#### Records provided

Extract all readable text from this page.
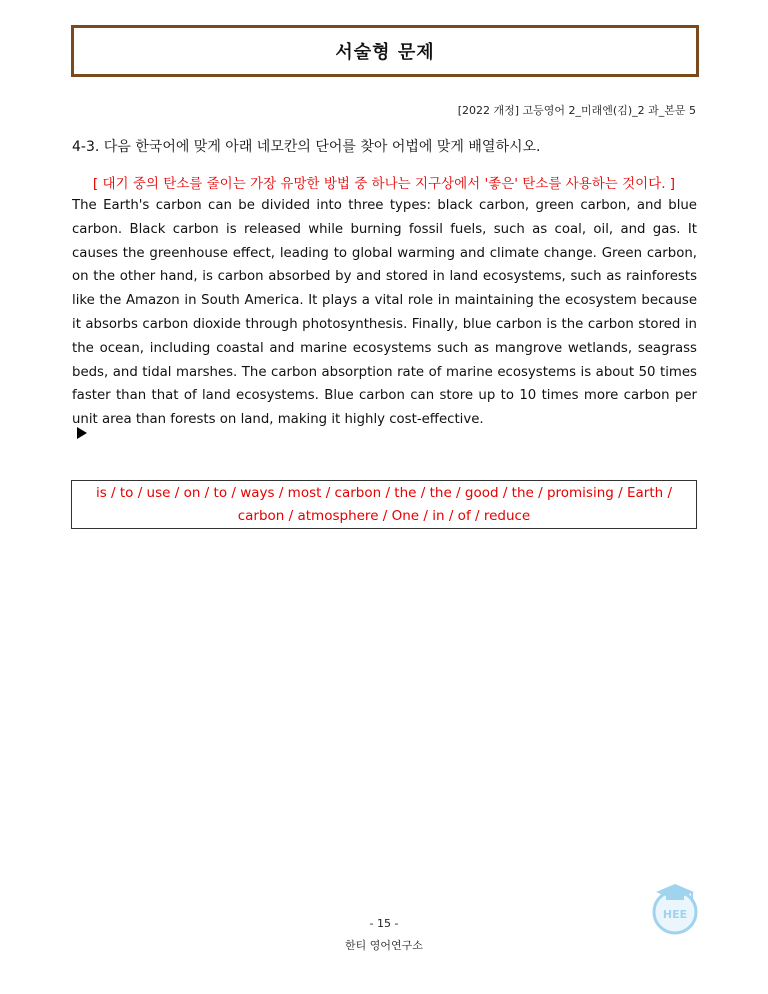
서술형 문제
[2022 개정] 고등영어 2_미래엔(김)_2 과_본문 5
4-3. 다음 한국어에 맞게 아래 네모칸의 단어를 찾아 어법에 맞게 배열하시오.
[ 대기 중의 탄소를 줄이는 가장 유망한 방법 중 하나는 지구상에서 '좋은' 탄소를 사용하는 것이다. ]
The Earth's carbon can be divided into three types: black carbon, green carbon, and blue carbon. Black carbon is released while burning fossil fuels, such as coal, oil, and gas. It causes the greenhouse effect, leading to global warming and climate change. Green carbon, on the other hand, is carbon absorbed by and stored in land ecosystems, such as rainforests like the Amazon in South America. It plays a vital role in maintaining the ecosystem because it absorbs carbon dioxide through photosynthesis. Finally, blue carbon is the carbon stored in the ocean, including coastal and marine ecosystems such as mangrove wetlands, seagrass beds, and tidal marshes. The carbon absorption rate of marine ecosystems is about 50 times faster than that of land ecosystems. Blue carbon can store up to 10 times more carbon per unit area than forests on land, making it highly cost-effective.
is / to / use / on / to / ways / most / carbon / the / the / good / the / promising / Earth / carbon / atmosphere / One / in / of / reduce
- 15 -
한티 영어연구소
HEE
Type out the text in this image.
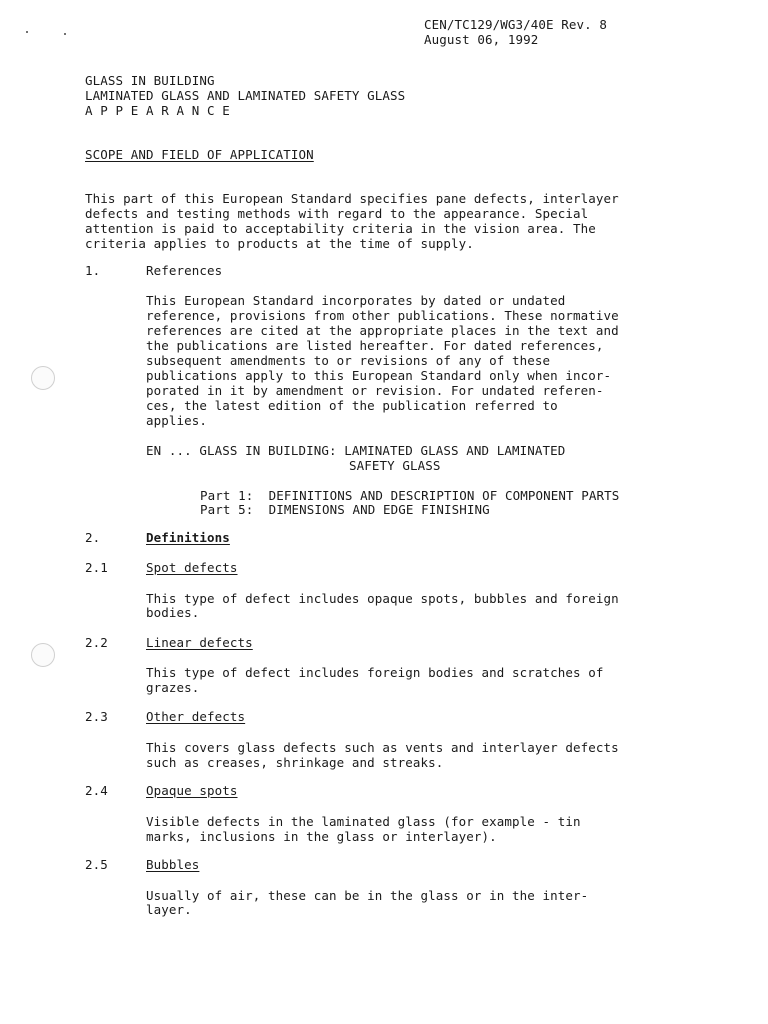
CEN/TC129/WG3/40E Rev. 8
August 06, 1992
GLASS IN BUILDING
LAMINATED GLASS AND LAMINATED SAFETY GLASS
A P P E A R A N C E
SCOPE AND FIELD OF APPLICATION
This part of this European Standard specifies pane defects, interlayer
defects and testing methods with regard to the appearance. Special
attention is paid to acceptability criteria in the vision area. The
criteria applies to products at the time of supply.
1.	References
This European Standard incorporates by dated or undated
reference, provisions from other publications. These normative
references are cited at the appropriate places in the text and
the publications are listed hereafter. For dated references,
subsequent amendments to or revisions of any of these
publications apply to this European Standard only when incor-
porated in it by amendment or revision. For undated referen-
ces, the latest edition of the publication referred to
applies.
EN ... GLASS IN BUILDING: LAMINATED GLASS AND LAMINATED
SAFETY GLASS
Part 1:  DEFINITIONS AND DESCRIPTION OF COMPONENT PARTS
Part 5:  DIMENSIONS AND EDGE FINISHING
2.	Definitions
2.1	Spot defects
This type of defect includes opaque spots, bubbles and foreign
bodies.
2.2	Linear defects
This type of defect includes foreign bodies and scratches of
grazes.
2.3	Other defects
This covers glass defects such as vents and interlayer defects
such as creases, shrinkage and streaks.
2.4	Opaque spots
Visible defects in the laminated glass (for example - tin
marks, inclusions in the glass or interlayer).
2.5	Bubbles
Usually of air, these can be in the glass or in the inter-
layer.
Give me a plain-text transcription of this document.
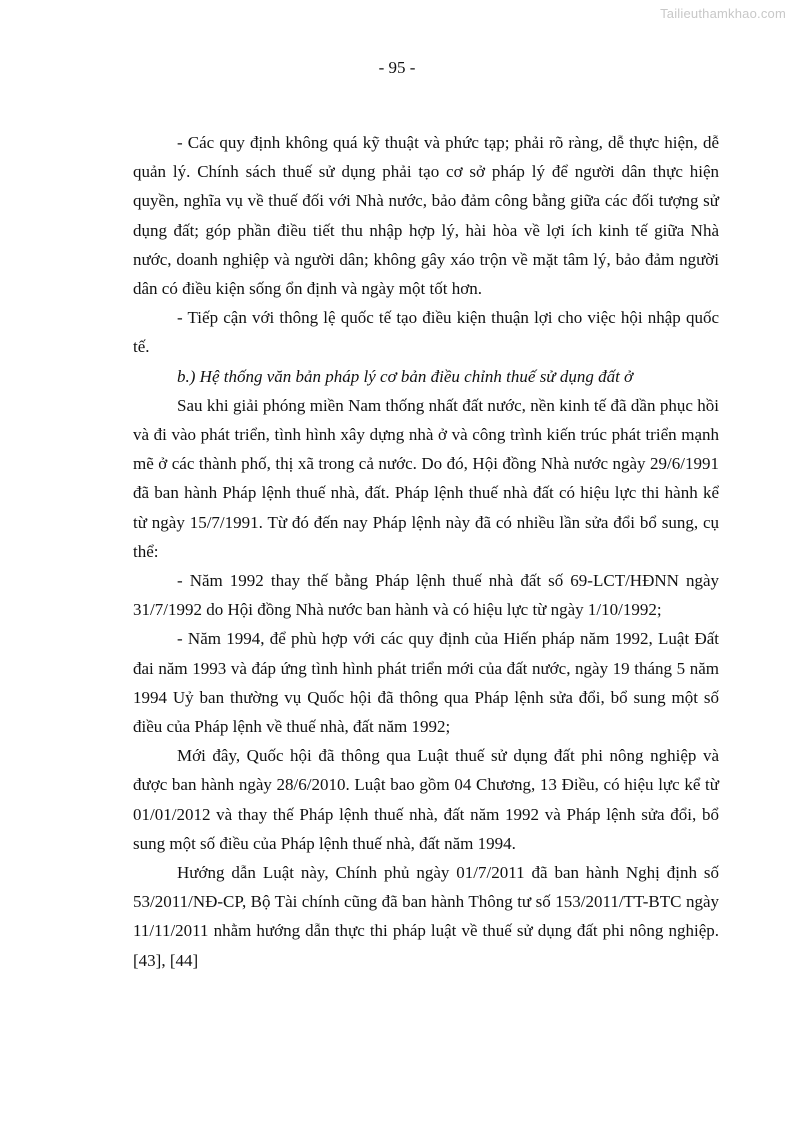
Tailieuthamkhao.com
- 95 -

- Các quy định không quá kỹ thuật và phức tạp; phải rõ ràng, dễ thực hiện, dễ quản lý. Chính sách thuế sử dụng phải tạo cơ sở pháp lý để người dân thực hiện quyền, nghĩa vụ về thuế đối với Nhà nước, bảo đảm công bằng giữa các đối tượng sử dụng đất; góp phần điều tiết thu nhập hợp lý, hài hòa về lợi ích kinh tế giữa Nhà nước, doanh nghiệp và người dân; không gây xáo trộn về mặt tâm lý, bảo đảm người dân có điều kiện sống ổn định và ngày một tốt hơn.

- Tiếp cận với thông lệ quốc tế tạo điều kiện thuận lợi cho việc hội nhập quốc tế.

b.) Hệ thống văn bản pháp lý cơ bản điều chỉnh thuế sử dụng đất ở

Sau khi giải phóng miền Nam thống nhất đất nước, nền kinh tế đã dần phục hồi và đi vào phát triển, tình hình xây dựng nhà ở và công trình kiến trúc phát triển mạnh mẽ ở các thành phố, thị xã trong cả nước. Do đó, Hội đồng Nhà nước ngày 29/6/1991 đã ban hành Pháp lệnh thuế nhà, đất. Pháp lệnh thuế nhà đất có hiệu lực thi hành kể từ ngày 15/7/1991. Từ đó đến nay Pháp lệnh này đã có nhiều lần sửa đổi bổ sung, cụ thể:

- Năm 1992 thay thế bằng Pháp lệnh thuế nhà đất số 69-LCT/HĐNN ngày 31/7/1992 do Hội đồng Nhà nước ban hành và có hiệu lực từ ngày 1/10/1992;

- Năm 1994, để phù hợp với các quy định của Hiến pháp năm 1992, Luật Đất đai năm 1993 và đáp ứng tình hình phát triển mới của đất nước, ngày 19 tháng 5 năm 1994 Uỷ ban thường vụ Quốc hội đã thông qua Pháp lệnh sửa đổi, bổ sung một số điều của Pháp lệnh về thuế nhà, đất năm 1992;

Mới đây, Quốc hội đã thông qua Luật thuế sử dụng đất phi nông nghiệp và được ban hành ngày 28/6/2010. Luật bao gồm 04 Chương, 13 Điều, có hiệu lực kể từ 01/01/2012 và thay thế Pháp lệnh thuế nhà, đất năm 1992 và Pháp lệnh sửa đổi, bổ sung một số điều của Pháp lệnh thuế nhà, đất năm 1994.

Hướng dẫn Luật này, Chính phủ ngày 01/7/2011 đã ban hành Nghị định số 53/2011/NĐ-CP, Bộ Tài chính cũng đã ban hành Thông tư số 153/2011/TT-BTC ngày 11/11/2011 nhằm hướng dẫn thực thi pháp luật về thuế sử dụng đất phi nông nghiệp. [43], [44]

########

_Written problem_
Look for lines containing the string "Standard" and copy them all.

_Solution_
This part of this European Standard specifies pane defects, interlayer
This European Standard incorporates by dated or undated
publications apply to this European Standard only when incor-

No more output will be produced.